### What you are asked to do
Write out all the entries word for word and omit any pictures.

### Record list
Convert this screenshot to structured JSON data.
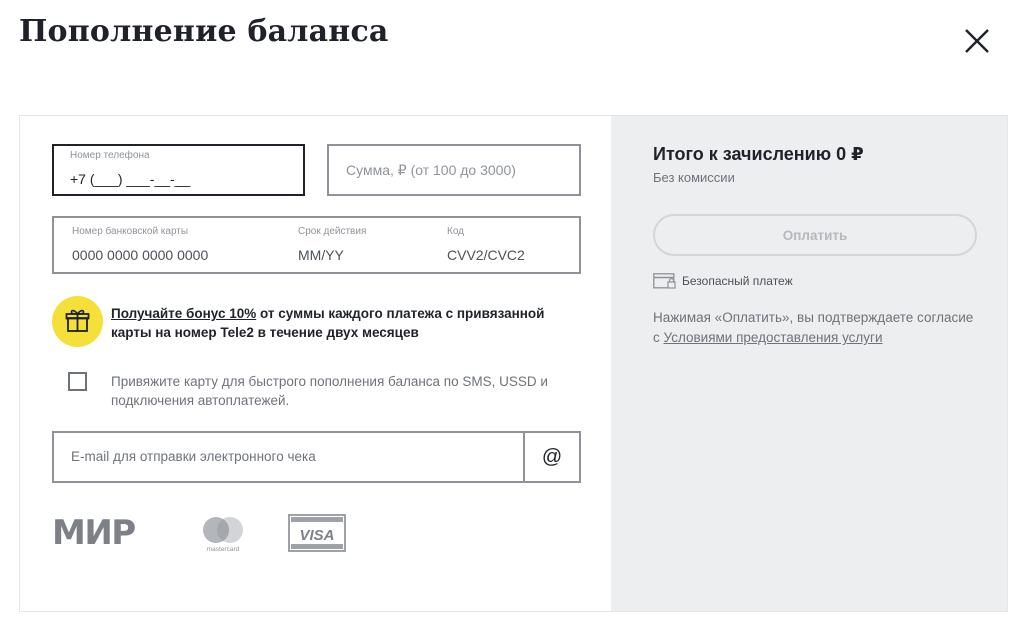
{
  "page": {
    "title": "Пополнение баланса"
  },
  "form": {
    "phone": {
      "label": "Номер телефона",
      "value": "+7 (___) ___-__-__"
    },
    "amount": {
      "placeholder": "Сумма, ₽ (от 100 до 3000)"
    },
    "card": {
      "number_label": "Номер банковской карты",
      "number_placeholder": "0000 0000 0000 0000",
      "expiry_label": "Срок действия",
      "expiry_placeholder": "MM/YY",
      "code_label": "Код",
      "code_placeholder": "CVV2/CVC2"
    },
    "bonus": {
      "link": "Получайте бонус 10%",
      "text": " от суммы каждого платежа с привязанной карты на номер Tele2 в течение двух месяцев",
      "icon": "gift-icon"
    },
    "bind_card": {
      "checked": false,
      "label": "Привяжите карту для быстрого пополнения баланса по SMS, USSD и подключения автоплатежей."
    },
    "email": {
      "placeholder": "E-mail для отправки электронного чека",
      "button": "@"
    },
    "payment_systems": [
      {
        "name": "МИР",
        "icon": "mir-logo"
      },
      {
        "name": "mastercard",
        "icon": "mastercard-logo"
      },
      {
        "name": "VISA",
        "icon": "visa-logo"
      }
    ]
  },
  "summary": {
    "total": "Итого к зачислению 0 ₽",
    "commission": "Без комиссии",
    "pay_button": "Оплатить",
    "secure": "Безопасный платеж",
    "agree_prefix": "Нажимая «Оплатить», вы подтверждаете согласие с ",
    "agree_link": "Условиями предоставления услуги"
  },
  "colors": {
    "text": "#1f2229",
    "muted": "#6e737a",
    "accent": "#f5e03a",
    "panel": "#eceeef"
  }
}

### Result of this task
Convert this screenshot to structured JSON data.
{
  "page": {
    "title": "Пополнение баланса"
  },
  "form": {
    "phone": {
      "label": "Номер телефона",
      "value": "+7 (___) ___-__-__"
    },
    "amount": {
      "placeholder": "Сумма, ₽ (от 100 до 3000)"
    },
    "card": {
      "number_label": "Номер банковской карты",
      "number_placeholder": "0000 0000 0000 0000",
      "expiry_label": "Срок действия",
      "expiry_placeholder": "MM/YY",
      "code_label": "Код",
      "code_placeholder": "CVV2/CVC2"
    },
    "bonus": {
      "link": "Получайте бонус 10%",
      "text": " от суммы каждого платежа с привязанной карты на номер Tele2 в течение двух месяцев",
      "icon": "gift-icon"
    },
    "bind_card": {
      "checked": false,
      "label": "Привяжите карту для быстрого пополнения баланса по SMS, USSD и подключения автоплатежей."
    },
    "email": {
      "placeholder": "E-mail для отправки электронного чека",
      "button": "@"
    },
    "payment_systems": [
      {
        "name": "МИР",
        "icon": "mir-logo"
      },
      {
        "name": "mastercard",
        "icon": "mastercard-logo"
      },
      {
        "name": "VISA",
        "icon": "visa-logo"
      }
    ]
  },
  "summary": {
    "total": "Итого к зачислению 0 ₽",
    "commission": "Без комиссии",
    "pay_button": "Оплатить",
    "secure": "Безопасный платеж",
    "agree_prefix": "Нажимая «Оплатить», вы подтверждаете согласие с ",
    "agree_link": "Условиями предоставления услуги"
  },
  "colors": {
    "text": "#1f2229",
    "muted": "#6e737a",
    "accent": "#f5e03a",
    "panel": "#eceeef"
  }
}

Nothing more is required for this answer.